For the data that follows, report how many lines contain the word "right", and nothing else.

Figure data in JSON
------------------------
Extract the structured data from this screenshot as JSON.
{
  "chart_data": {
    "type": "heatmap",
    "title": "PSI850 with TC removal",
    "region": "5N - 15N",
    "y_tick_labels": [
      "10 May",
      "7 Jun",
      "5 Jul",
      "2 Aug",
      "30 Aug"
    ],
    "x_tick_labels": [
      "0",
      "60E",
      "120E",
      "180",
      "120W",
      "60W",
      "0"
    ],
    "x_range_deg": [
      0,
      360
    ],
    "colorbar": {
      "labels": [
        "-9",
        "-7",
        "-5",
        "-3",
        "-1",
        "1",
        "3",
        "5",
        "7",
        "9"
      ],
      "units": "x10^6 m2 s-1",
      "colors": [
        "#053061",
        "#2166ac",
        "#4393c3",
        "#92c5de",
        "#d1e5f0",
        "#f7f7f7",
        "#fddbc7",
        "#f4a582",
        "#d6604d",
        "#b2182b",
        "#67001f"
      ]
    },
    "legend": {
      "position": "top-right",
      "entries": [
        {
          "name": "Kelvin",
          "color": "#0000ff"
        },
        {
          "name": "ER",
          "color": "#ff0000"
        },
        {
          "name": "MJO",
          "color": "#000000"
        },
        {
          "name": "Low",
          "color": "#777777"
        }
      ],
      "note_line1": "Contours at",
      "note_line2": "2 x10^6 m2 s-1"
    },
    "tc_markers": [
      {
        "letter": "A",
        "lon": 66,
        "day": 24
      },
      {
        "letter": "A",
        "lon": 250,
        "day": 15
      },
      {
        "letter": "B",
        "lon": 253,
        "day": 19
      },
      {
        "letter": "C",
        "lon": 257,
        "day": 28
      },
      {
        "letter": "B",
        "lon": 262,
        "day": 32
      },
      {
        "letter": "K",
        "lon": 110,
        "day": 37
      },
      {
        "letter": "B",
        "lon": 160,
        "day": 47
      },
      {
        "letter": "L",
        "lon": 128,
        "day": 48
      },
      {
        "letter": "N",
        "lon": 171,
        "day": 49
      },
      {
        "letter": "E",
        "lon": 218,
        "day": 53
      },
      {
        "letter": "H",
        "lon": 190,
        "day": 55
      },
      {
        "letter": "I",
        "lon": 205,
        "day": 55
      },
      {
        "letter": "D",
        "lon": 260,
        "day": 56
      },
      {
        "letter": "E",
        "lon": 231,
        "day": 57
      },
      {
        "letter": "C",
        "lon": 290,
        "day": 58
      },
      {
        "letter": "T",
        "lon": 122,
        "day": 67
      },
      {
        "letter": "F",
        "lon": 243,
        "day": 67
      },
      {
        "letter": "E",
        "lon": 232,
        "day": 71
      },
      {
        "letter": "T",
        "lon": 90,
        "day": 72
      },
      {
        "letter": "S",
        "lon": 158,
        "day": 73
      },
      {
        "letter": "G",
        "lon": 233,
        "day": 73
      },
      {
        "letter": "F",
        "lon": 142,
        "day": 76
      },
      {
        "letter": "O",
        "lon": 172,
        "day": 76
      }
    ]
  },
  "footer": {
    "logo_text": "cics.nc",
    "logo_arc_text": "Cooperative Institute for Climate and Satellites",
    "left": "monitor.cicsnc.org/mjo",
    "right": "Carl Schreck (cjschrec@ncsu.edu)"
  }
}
------------------------
> _EXERCISE RESULT_
2